**DATA SHOWN**
□ □ □

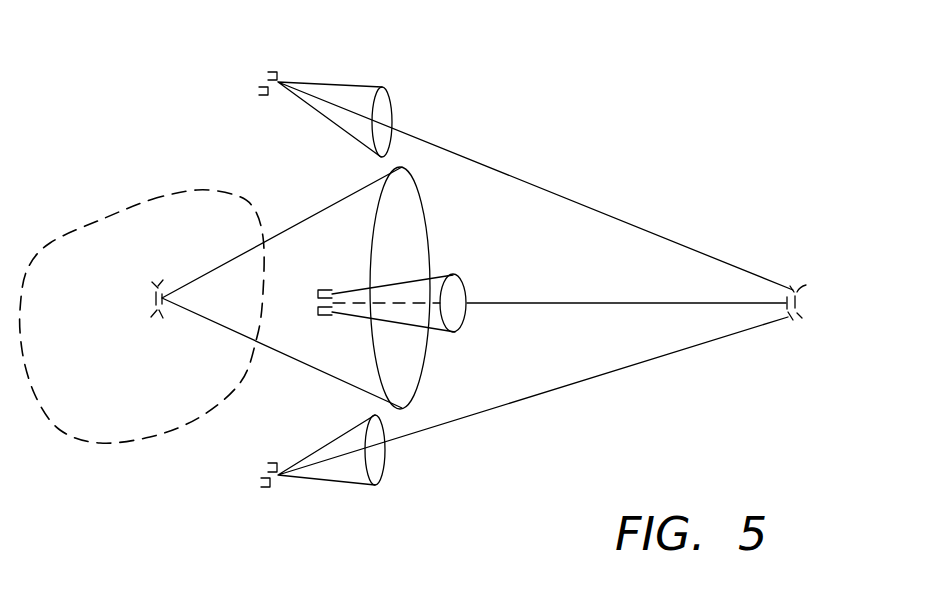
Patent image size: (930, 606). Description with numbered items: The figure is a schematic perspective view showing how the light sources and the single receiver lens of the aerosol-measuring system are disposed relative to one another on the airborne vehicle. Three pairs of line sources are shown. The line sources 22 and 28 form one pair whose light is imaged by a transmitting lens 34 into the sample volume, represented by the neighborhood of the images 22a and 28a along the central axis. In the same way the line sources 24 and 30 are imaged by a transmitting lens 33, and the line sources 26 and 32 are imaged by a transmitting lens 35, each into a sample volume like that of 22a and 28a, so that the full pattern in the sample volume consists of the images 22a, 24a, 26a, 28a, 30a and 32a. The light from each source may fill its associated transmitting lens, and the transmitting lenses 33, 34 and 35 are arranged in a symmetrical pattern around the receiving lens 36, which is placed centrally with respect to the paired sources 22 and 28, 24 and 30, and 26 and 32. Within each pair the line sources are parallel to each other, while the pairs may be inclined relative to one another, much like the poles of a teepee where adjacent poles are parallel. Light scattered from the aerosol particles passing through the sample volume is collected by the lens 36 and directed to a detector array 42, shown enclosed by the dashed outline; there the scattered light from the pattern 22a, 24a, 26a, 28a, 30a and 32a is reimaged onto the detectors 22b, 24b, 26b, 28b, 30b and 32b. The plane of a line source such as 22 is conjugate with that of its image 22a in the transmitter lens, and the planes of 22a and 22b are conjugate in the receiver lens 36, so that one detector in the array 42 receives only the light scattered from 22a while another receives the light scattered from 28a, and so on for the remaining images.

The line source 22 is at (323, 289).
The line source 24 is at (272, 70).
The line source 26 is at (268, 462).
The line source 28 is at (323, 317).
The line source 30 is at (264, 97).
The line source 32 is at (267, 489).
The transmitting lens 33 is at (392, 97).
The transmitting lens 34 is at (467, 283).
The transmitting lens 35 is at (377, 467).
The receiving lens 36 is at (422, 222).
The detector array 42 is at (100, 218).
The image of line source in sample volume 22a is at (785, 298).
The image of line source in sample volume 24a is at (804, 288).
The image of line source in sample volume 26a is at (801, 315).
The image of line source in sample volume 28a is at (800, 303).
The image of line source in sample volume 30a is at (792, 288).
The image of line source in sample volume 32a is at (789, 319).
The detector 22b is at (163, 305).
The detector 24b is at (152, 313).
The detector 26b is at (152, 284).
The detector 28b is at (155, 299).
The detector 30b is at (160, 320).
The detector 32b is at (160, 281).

□ □ □

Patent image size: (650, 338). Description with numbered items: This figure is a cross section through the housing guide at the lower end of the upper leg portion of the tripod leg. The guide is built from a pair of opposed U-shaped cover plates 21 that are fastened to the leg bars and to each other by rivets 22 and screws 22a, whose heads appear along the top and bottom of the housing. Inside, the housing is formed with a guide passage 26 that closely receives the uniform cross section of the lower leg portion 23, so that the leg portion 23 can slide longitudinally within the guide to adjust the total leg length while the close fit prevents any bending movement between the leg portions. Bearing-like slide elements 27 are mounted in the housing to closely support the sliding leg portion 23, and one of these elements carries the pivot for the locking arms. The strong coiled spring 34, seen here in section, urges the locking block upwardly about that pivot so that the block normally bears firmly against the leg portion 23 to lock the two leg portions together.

□ □ □

**PROBLEM TO WORK ON**
Reproduce, word for word, the portion of the data that begins with the line containing "Patent image size: (930, 606)." and ends with the line containing "The line source 24 is at (272, 70).", including both of those lines.

**CORRECT ANSWER**
Patent image size: (930, 606). Description with numbered items: The figure is a schematic perspective view showing how the light sources and the single receiver lens of the aerosol-measuring system are disposed relative to one another on the airborne vehicle. Three pairs of line sources are shown. The line sources 22 and 28 form one pair whose light is imaged by a transmitting lens 34 into the sample volume, represented by the neighborhood of the images 22a and 28a along the central axis. In the same way the line sources 24 and 30 are imaged by a transmitting lens 33, and the line sources 26 and 32 are imaged by a transmitting lens 35, each into a sample volume like that of 22a and 28a, so that the full pattern in the sample volume consists of the images 22a, 24a, 26a, 28a, 30a and 32a. The light from each source may fill its associated transmitting lens, and the transmitting lenses 33, 34 and 35 are arranged in a symmetrical pattern around the receiving lens 36, which is placed centrally with respect to the paired sources 22 and 28, 24 and 30, and 26 and 32. Within each pair the line sources are parallel to each other, while the pairs may be inclined relative to one another, much like the poles of a teepee where adjacent poles are parallel. Light scattered from the aerosol particles passing through the sample volume is collected by the lens 36 and directed to a detector array 42, shown enclosed by the dashed outline; there the scattered light from the pattern 22a, 24a, 26a, 28a, 30a and 32a is reimaged onto the detectors 22b, 24b, 26b, 28b, 30b and 32b. The plane of a line source such as 22 is conjugate with that of its image 22a in the transmitter lens, and the planes of 22a and 22b are conjugate in the receiver lens 36, so that one detector in the array 42 receives only the light scattered from 22a while another receives the light scattered from 28a, and so on for the remaining images.

The line source 22 is at (323, 289).
The line source 24 is at (272, 70).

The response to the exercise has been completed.